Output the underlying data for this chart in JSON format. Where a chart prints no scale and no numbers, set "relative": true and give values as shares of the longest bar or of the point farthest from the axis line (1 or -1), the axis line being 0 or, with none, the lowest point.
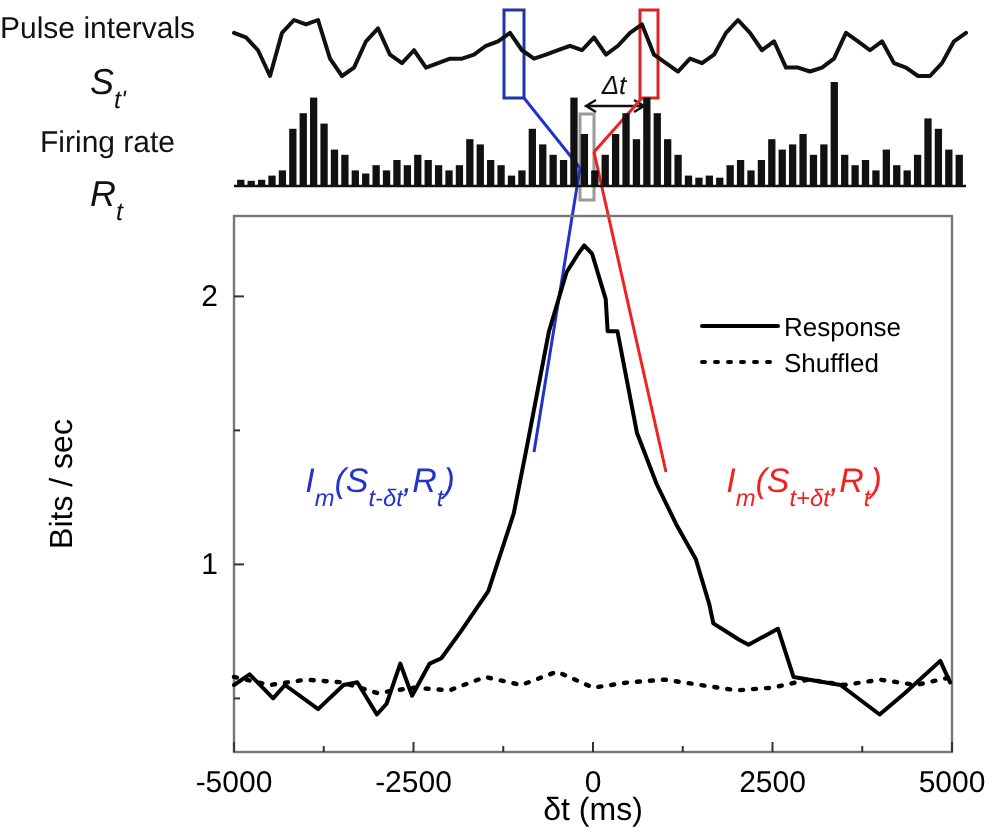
{
  "chart_data": [
    {
      "type": "line",
      "relative": true,
      "categories": [
        null,
        null,
        null,
        null,
        null,
        null,
        null,
        null,
        null,
        null,
        null,
        null,
        null,
        null,
        null,
        null,
        null,
        null,
        null,
        null,
        null,
        null,
        null,
        null,
        null,
        null,
        null,
        null,
        null,
        null,
        null,
        null,
        null,
        null,
        null,
        null,
        null,
        null,
        null,
        null,
        null,
        null,
        null,
        null,
        null,
        null,
        null,
        null,
        null,
        null,
        null,
        null,
        null,
        null,
        null,
        null,
        null,
        null,
        null,
        null,
        null,
        null
      ],
      "series": [
        {
          "color": "#111111",
          "values": [
            0.77,
            0.69,
            0.46,
            0,
            0.77,
            1,
            0.92,
            1,
            0.31,
            0,
            0.15,
            0.62,
            0.85,
            0.38,
            0.23,
            0.46,
            0.15,
            0.23,
            0.31,
            0.31,
            0.38,
            0.54,
            0.62,
            0.77,
            0.46,
            0.31,
            0.38,
            0.46,
            0.54,
            0.46,
            0.69,
            0.38,
            0.54,
            0.77,
            0.92,
            0.38,
            0.23,
            0.08,
            0.31,
            0.23,
            0.38,
            0.77,
            1,
            0.77,
            0.46,
            0.62,
            0.15,
            0.15,
            0.08,
            0.15,
            0.31,
            0.77,
            0.62,
            0.46,
            0.62,
            0.23,
            0.15,
            0,
            0,
            0.23,
            0.62,
            0.77
          ]
        }
      ],
      "annotations": [
        "Pulse intervals",
        "S$_{t'}$"
      ]
    },
    {
      "type": "bar",
      "relative": true,
      "color": "#111111",
      "categories": [
        null,
        null,
        null,
        null,
        null,
        null,
        null,
        null,
        null,
        null,
        null,
        null,
        null,
        null,
        null,
        null,
        null,
        null,
        null,
        null,
        null,
        null,
        null,
        null,
        null,
        null,
        null,
        null,
        null,
        null,
        null,
        null,
        null,
        null,
        null,
        null,
        null,
        null,
        null,
        null,
        null,
        null,
        null,
        null,
        null,
        null,
        null,
        null,
        null,
        null,
        null,
        null,
        null,
        null,
        null,
        null,
        null,
        null,
        null,
        null,
        null,
        null,
        null,
        null,
        null,
        null,
        null,
        null,
        null,
        null
      ],
      "values": [
        0.06,
        0.05,
        0.06,
        0.1,
        0.15,
        0.55,
        0.7,
        0.85,
        0.6,
        0.35,
        0.3,
        0.15,
        0.12,
        0.2,
        0.15,
        0.25,
        0.2,
        0.3,
        0.25,
        0.2,
        0.15,
        0.2,
        0.45,
        0.4,
        0.25,
        0.2,
        0.1,
        0.15,
        0.55,
        0.4,
        0.3,
        0.25,
        0.85,
        0.5,
        0.15,
        0.3,
        0.5,
        0.7,
        0.45,
        0.85,
        0.7,
        0.45,
        0.3,
        0.1,
        0.08,
        0.1,
        0.08,
        0.2,
        0.25,
        0.15,
        0.25,
        0.45,
        0.35,
        0.4,
        0.5,
        0.3,
        0.4,
        1,
        0.3,
        0.2,
        0.25,
        0.15,
        0.35,
        0.2,
        0.15,
        0.3,
        0.65,
        0.55,
        0.35,
        0.3
      ],
      "annotations": [
        "Firing rate",
        "R$_{t}$",
        "Δt"
      ]
    },
    {
      "type": "line",
      "xlabel": "δt (ms)",
      "ylabel": "Bits / sec",
      "xlim": [
        -5000,
        5000
      ],
      "ylim": [
        0.3,
        2.3
      ],
      "xticks": [
        -5000,
        {
          "value": -3750,
          "label": null
        },
        -2500,
        {
          "value": -1250,
          "label": null
        },
        0,
        {
          "value": 1250,
          "label": null
        },
        2500,
        {
          "value": 3750,
          "label": null
        },
        5000
      ],
      "yticks": [
        {
          "value": 0.5,
          "label": null
        },
        1,
        {
          "value": 1.5,
          "label": null
        },
        2
      ],
      "legend": "top right",
      "series": [
        {
          "name": "Response",
          "color": "#000000",
          "line_style": "solid",
          "x": [
            -5000,
            -4782,
            -4455,
            -4290,
            -3828,
            -3474,
            -3283,
            -3010,
            -2875,
            -2684,
            -2520,
            -2275,
            -2112,
            -1840,
            -1458,
            -1104,
            -913,
            -613,
            -368,
            -204,
            -123,
            -14,
            177,
            204,
            340,
            613,
            886,
            1158,
            1431,
            1621,
            1676,
            2030,
            2166,
            2575,
            2793,
            3447,
            3992,
            4346,
            4837,
            4973
          ],
          "values": [
            0.55,
            0.59,
            0.5,
            0.55,
            0.46,
            0.55,
            0.56,
            0.44,
            0.48,
            0.63,
            0.51,
            0.63,
            0.65,
            0.75,
            0.9,
            1.19,
            1.45,
            1.87,
            2.09,
            2.16,
            2.19,
            2.16,
            1.99,
            1.87,
            1.87,
            1.49,
            1.3,
            1.15,
            1.02,
            0.85,
            0.78,
            0.72,
            0.7,
            0.76,
            0.58,
            0.55,
            0.44,
            0.52,
            0.64,
            0.56
          ]
        },
        {
          "name": "Shuffled",
          "color": "#000000",
          "line_style": "dotted",
          "x": [
            -5000,
            -4500,
            -4000,
            -3500,
            -3000,
            -2500,
            -2000,
            -1500,
            -1000,
            -500,
            0,
            500,
            1000,
            1500,
            2000,
            2500,
            3000,
            3500,
            4000,
            4500,
            5000
          ],
          "values": [
            0.58,
            0.55,
            0.57,
            0.56,
            0.52,
            0.54,
            0.53,
            0.58,
            0.55,
            0.6,
            0.54,
            0.56,
            0.57,
            0.55,
            0.53,
            0.54,
            0.57,
            0.55,
            0.57,
            0.55,
            0.58
          ]
        }
      ],
      "annotations": [
        "I$_{m}$(S$_{t-δt}$,R$_{t}$)",
        "I$_{m}$(S$_{t+δt}$,R$_{t}$)"
      ]
    }
  ]
}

JOB: Gather up, from the records above, each line where the word "color" appears.

FULL RESPONSE:
          "color": "#111111",
      "color": "#111111",
          "color": "#000000",
          "color": "#000000",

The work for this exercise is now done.